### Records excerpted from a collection
····················

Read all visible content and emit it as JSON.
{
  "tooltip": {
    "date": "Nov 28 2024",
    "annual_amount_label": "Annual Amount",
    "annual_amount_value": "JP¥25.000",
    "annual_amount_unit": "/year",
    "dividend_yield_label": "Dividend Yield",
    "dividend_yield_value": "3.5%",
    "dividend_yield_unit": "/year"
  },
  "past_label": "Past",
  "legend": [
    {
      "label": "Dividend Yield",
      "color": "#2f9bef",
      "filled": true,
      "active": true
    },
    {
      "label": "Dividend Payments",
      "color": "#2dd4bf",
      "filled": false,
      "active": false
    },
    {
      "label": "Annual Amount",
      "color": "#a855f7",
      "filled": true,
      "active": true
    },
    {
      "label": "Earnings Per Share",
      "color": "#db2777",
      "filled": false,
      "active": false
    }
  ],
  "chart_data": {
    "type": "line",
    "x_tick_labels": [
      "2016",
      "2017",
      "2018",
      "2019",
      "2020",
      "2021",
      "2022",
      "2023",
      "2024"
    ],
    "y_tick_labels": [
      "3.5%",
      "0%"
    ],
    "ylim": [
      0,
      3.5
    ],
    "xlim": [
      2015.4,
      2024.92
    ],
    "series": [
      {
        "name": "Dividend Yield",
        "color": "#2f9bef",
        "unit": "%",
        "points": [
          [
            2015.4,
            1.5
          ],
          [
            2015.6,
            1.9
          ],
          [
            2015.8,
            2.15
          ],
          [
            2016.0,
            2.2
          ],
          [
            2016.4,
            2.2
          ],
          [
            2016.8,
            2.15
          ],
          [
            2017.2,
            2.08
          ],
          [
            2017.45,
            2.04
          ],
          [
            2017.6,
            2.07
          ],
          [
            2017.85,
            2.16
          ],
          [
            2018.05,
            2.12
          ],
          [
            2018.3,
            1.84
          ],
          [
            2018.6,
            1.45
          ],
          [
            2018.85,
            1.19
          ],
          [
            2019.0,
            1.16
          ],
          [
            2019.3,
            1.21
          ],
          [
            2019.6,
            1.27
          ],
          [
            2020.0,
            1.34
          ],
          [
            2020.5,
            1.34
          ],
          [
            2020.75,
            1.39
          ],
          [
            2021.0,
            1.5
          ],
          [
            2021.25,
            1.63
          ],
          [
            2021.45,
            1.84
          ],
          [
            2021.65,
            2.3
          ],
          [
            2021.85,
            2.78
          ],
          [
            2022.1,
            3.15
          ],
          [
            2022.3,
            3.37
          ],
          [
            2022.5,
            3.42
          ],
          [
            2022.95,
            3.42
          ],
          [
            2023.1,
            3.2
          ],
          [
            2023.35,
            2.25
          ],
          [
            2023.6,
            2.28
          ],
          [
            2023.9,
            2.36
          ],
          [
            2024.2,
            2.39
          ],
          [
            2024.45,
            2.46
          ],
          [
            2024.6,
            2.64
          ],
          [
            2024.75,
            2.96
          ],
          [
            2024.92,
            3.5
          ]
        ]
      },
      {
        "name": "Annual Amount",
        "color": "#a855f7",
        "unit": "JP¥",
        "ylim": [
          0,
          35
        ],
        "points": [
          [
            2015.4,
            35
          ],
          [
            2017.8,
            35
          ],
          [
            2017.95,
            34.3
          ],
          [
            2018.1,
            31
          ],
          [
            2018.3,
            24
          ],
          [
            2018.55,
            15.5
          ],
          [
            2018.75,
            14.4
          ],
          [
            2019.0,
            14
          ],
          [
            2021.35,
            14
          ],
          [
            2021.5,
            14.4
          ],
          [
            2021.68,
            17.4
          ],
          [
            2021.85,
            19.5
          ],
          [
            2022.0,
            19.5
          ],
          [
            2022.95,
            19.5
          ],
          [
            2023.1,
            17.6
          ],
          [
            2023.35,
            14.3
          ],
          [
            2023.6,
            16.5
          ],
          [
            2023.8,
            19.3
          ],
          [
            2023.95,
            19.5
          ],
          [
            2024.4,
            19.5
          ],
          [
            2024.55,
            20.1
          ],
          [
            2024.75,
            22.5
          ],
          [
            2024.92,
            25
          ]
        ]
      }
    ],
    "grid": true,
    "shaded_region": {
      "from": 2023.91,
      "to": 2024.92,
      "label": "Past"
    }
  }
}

····················

### Given exercise
Nothing should be left out: repeat all of the data exactly.

### Result of this exercise
Read all visible content and emit it as JSON.
{
  "tooltip": {
    "date": "Nov 28 2024",
    "annual_amount_label": "Annual Amount",
    "annual_amount_value": "JP¥25.000",
    "annual_amount_unit": "/year",
    "dividend_yield_label": "Dividend Yield",
    "dividend_yield_value": "3.5%",
    "dividend_yield_unit": "/year"
  },
  "past_label": "Past",
  "legend": [
    {
      "label": "Dividend Yield",
      "color": "#2f9bef",
      "filled": true,
      "active": true
    },
    {
      "label": "Dividend Payments",
      "color": "#2dd4bf",
      "filled": false,
      "active": false
    },
    {
      "label": "Annual Amount",
      "color": "#a855f7",
      "filled": true,
      "active": true
    },
    {
      "label": "Earnings Per Share",
      "color": "#db2777",
      "filled": false,
      "active": false
    }
  ],
  "chart_data": {
    "type": "line",
    "x_tick_labels": [
      "2016",
      "2017",
      "2018",
      "2019",
      "2020",
      "2021",
      "2022",
      "2023",
      "2024"
    ],
    "y_tick_labels": [
      "3.5%",
      "0%"
    ],
    "ylim": [
      0,
      3.5
    ],
    "xlim": [
      2015.4,
      2024.92
    ],
    "series": [
      {
        "name": "Dividend Yield",
        "color": "#2f9bef",
        "unit": "%",
        "points": [
          [
            2015.4,
            1.5
          ],
          [
            2015.6,
            1.9
          ],
          [
            2015.8,
            2.15
          ],
          [
            2016.0,
            2.2
          ],
          [
            2016.4,
            2.2
          ],
          [
            2016.8,
            2.15
          ],
          [
            2017.2,
            2.08
          ],
          [
            2017.45,
            2.04
          ],
          [
            2017.6,
            2.07
          ],
          [
            2017.85,
            2.16
          ],
          [
            2018.05,
            2.12
          ],
          [
            2018.3,
            1.84
          ],
          [
            2018.6,
            1.45
          ],
          [
            2018.85,
            1.19
          ],
          [
            2019.0,
            1.16
          ],
          [
            2019.3,
            1.21
          ],
          [
            2019.6,
            1.27
          ],
          [
            2020.0,
            1.34
          ],
          [
            2020.5,
            1.34
          ],
          [
            2020.75,
            1.39
          ],
          [
            2021.0,
            1.5
          ],
          [
            2021.25,
            1.63
          ],
          [
            2021.45,
            1.84
          ],
          [
            2021.65,
            2.3
          ],
          [
            2021.85,
            2.78
          ],
          [
            2022.1,
            3.15
          ],
          [
            2022.3,
            3.37
          ],
          [
            2022.5,
            3.42
          ],
          [
            2022.95,
            3.42
          ],
          [
            2023.1,
            3.2
          ],
          [
            2023.35,
            2.25
          ],
          [
            2023.6,
            2.28
          ],
          [
            2023.9,
            2.36
          ],
          [
            2024.2,
            2.39
          ],
          [
            2024.45,
            2.46
          ],
          [
            2024.6,
            2.64
          ],
          [
            2024.75,
            2.96
          ],
          [
            2024.92,
            3.5
          ]
        ]
      },
      {
        "name": "Annual Amount",
        "color": "#a855f7",
        "unit": "JP¥",
        "ylim": [
          0,
          35
        ],
        "points": [
          [
            2015.4,
            35
          ],
          [
            2017.8,
            35
          ],
          [
            2017.95,
            34.3
          ],
          [
            2018.1,
            31
          ],
          [
            2018.3,
            24
          ],
          [
            2018.55,
            15.5
          ],
          [
            2018.75,
            14.4
          ],
          [
            2019.0,
            14
          ],
          [
            2021.35,
            14
          ],
          [
            2021.5,
            14.4
          ],
          [
            2021.68,
            17.4
          ],
          [
            2021.85,
            19.5
          ],
          [
            2022.0,
            19.5
          ],
          [
            2022.95,
            19.5
          ],
          [
            2023.1,
            17.6
          ],
          [
            2023.35,
            14.3
          ],
          [
            2023.6,
            16.5
          ],
          [
            2023.8,
            19.3
          ],
          [
            2023.95,
            19.5
          ],
          [
            2024.4,
            19.5
          ],
          [
            2024.55,
            20.1
          ],
          [
            2024.75,
            22.5
          ],
          [
            2024.92,
            25
          ]
        ]
      }
    ],
    "grid": true,
    "shaded_region": {
      "from": 2023.91,
      "to": 2024.92,
      "label": "Past"
    }
  }
}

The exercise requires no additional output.